**Task to complete**.
Your task is to copy the listing exactly. Drop any pictures from the copy.

**Data provided**.
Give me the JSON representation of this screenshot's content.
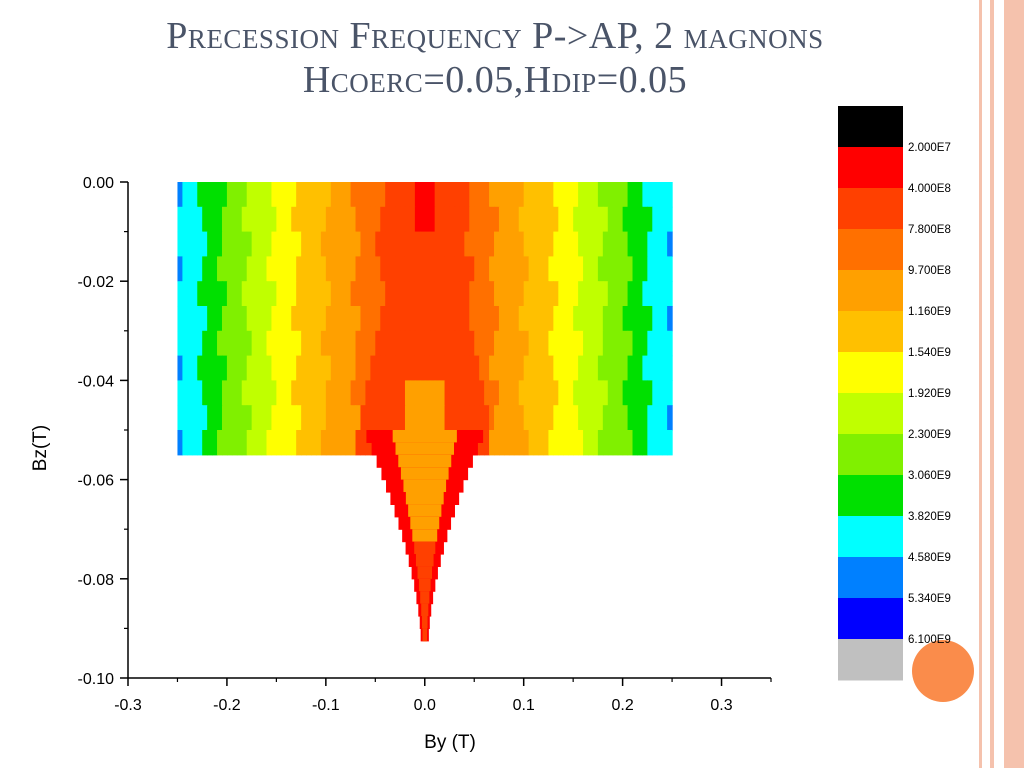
{
  "slide": {
    "title_line1": "Precession Frequency P->AP, 2 magnons",
    "title_line2": "Hcoerc=0.05,Hdip=0.05",
    "colors": {
      "title": "#4a5468",
      "stripe": "#f5c2ad",
      "accent": "#fa8c4b"
    }
  },
  "chart_data": {
    "type": "heatmap",
    "title": "",
    "xlabel": "By (T)",
    "ylabel": "Bz(T)",
    "xlim": [
      -0.3,
      0.35
    ],
    "ylim": [
      -0.1,
      0.0
    ],
    "xticks": [
      -0.3,
      -0.2,
      -0.1,
      0.0,
      0.1,
      0.2,
      0.3
    ],
    "xtick_labels": [
      "-0.3",
      "-0.2",
      "-0.1",
      "0.0",
      "0.1",
      "0.2",
      "0.3"
    ],
    "yticks": [
      0.0,
      -0.02,
      -0.04,
      -0.06,
      -0.08,
      -0.1
    ],
    "ytick_labels": [
      "0.00",
      "-0.02",
      "-0.04",
      "-0.06",
      "-0.08",
      "-0.10"
    ],
    "data_region": {
      "rect_by": [
        -0.25,
        0.25
      ],
      "rect_bz": [
        -0.05,
        0.0
      ],
      "tail_bz_min": -0.091,
      "description_units": "Tesla"
    },
    "band_edges_by_abs": [
      0.045,
      0.07,
      0.1,
      0.13,
      0.155,
      0.18,
      0.205,
      0.225,
      0.25
    ],
    "band_levels": [
      "4.000E8",
      "7.800E8",
      "9.700E8",
      "1.160E9",
      "1.540E9",
      "1.920E9",
      "2.300E9",
      "3.060E9",
      "3.820E9",
      "4.580E9",
      "5.340E9"
    ],
    "colorbar": {
      "levels": [
        {
          "label": "",
          "color": "#000000"
        },
        {
          "label": "2.000E7",
          "color": "#ff0000"
        },
        {
          "label": "4.000E8",
          "color": "#ff4000"
        },
        {
          "label": "7.800E8",
          "color": "#ff7000"
        },
        {
          "label": "9.700E8",
          "color": "#ffa000"
        },
        {
          "label": "1.160E9",
          "color": "#ffc000"
        },
        {
          "label": "1.540E9",
          "color": "#ffff00"
        },
        {
          "label": "1.920E9",
          "color": "#c0ff00"
        },
        {
          "label": "2.300E9",
          "color": "#80f000"
        },
        {
          "label": "3.060E9",
          "color": "#00e000"
        },
        {
          "label": "3.820E9",
          "color": "#00ffff"
        },
        {
          "label": "4.580E9",
          "color": "#0080ff"
        },
        {
          "label": "5.340E9",
          "color": "#0000ff"
        },
        {
          "label": "6.100E9",
          "color": "#c0c0c0"
        }
      ]
    }
  }
}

**In response**.
Give me the JSON representation of this screenshot's content.
{
  "slide": {
    "title_line1": "Precession Frequency P->AP, 2 magnons",
    "title_line2": "Hcoerc=0.05,Hdip=0.05",
    "colors": {
      "title": "#4a5468",
      "stripe": "#f5c2ad",
      "accent": "#fa8c4b"
    }
  },
  "chart_data": {
    "type": "heatmap",
    "title": "",
    "xlabel": "By (T)",
    "ylabel": "Bz(T)",
    "xlim": [
      -0.3,
      0.35
    ],
    "ylim": [
      -0.1,
      0.0
    ],
    "xticks": [
      -0.3,
      -0.2,
      -0.1,
      0.0,
      0.1,
      0.2,
      0.3
    ],
    "xtick_labels": [
      "-0.3",
      "-0.2",
      "-0.1",
      "0.0",
      "0.1",
      "0.2",
      "0.3"
    ],
    "yticks": [
      0.0,
      -0.02,
      -0.04,
      -0.06,
      -0.08,
      -0.1
    ],
    "ytick_labels": [
      "0.00",
      "-0.02",
      "-0.04",
      "-0.06",
      "-0.08",
      "-0.10"
    ],
    "data_region": {
      "rect_by": [
        -0.25,
        0.25
      ],
      "rect_bz": [
        -0.05,
        0.0
      ],
      "tail_bz_min": -0.091,
      "description_units": "Tesla"
    },
    "band_edges_by_abs": [
      0.045,
      0.07,
      0.1,
      0.13,
      0.155,
      0.18,
      0.205,
      0.225,
      0.25
    ],
    "band_levels": [
      "4.000E8",
      "7.800E8",
      "9.700E8",
      "1.160E9",
      "1.540E9",
      "1.920E9",
      "2.300E9",
      "3.060E9",
      "3.820E9",
      "4.580E9",
      "5.340E9"
    ],
    "colorbar": {
      "levels": [
        {
          "label": "",
          "color": "#000000"
        },
        {
          "label": "2.000E7",
          "color": "#ff0000"
        },
        {
          "label": "4.000E8",
          "color": "#ff4000"
        },
        {
          "label": "7.800E8",
          "color": "#ff7000"
        },
        {
          "label": "9.700E8",
          "color": "#ffa000"
        },
        {
          "label": "1.160E9",
          "color": "#ffc000"
        },
        {
          "label": "1.540E9",
          "color": "#ffff00"
        },
        {
          "label": "1.920E9",
          "color": "#c0ff00"
        },
        {
          "label": "2.300E9",
          "color": "#80f000"
        },
        {
          "label": "3.060E9",
          "color": "#00e000"
        },
        {
          "label": "3.820E9",
          "color": "#00ffff"
        },
        {
          "label": "4.580E9",
          "color": "#0080ff"
        },
        {
          "label": "5.340E9",
          "color": "#0000ff"
        },
        {
          "label": "6.100E9",
          "color": "#c0c0c0"
        }
      ]
    }
  }
}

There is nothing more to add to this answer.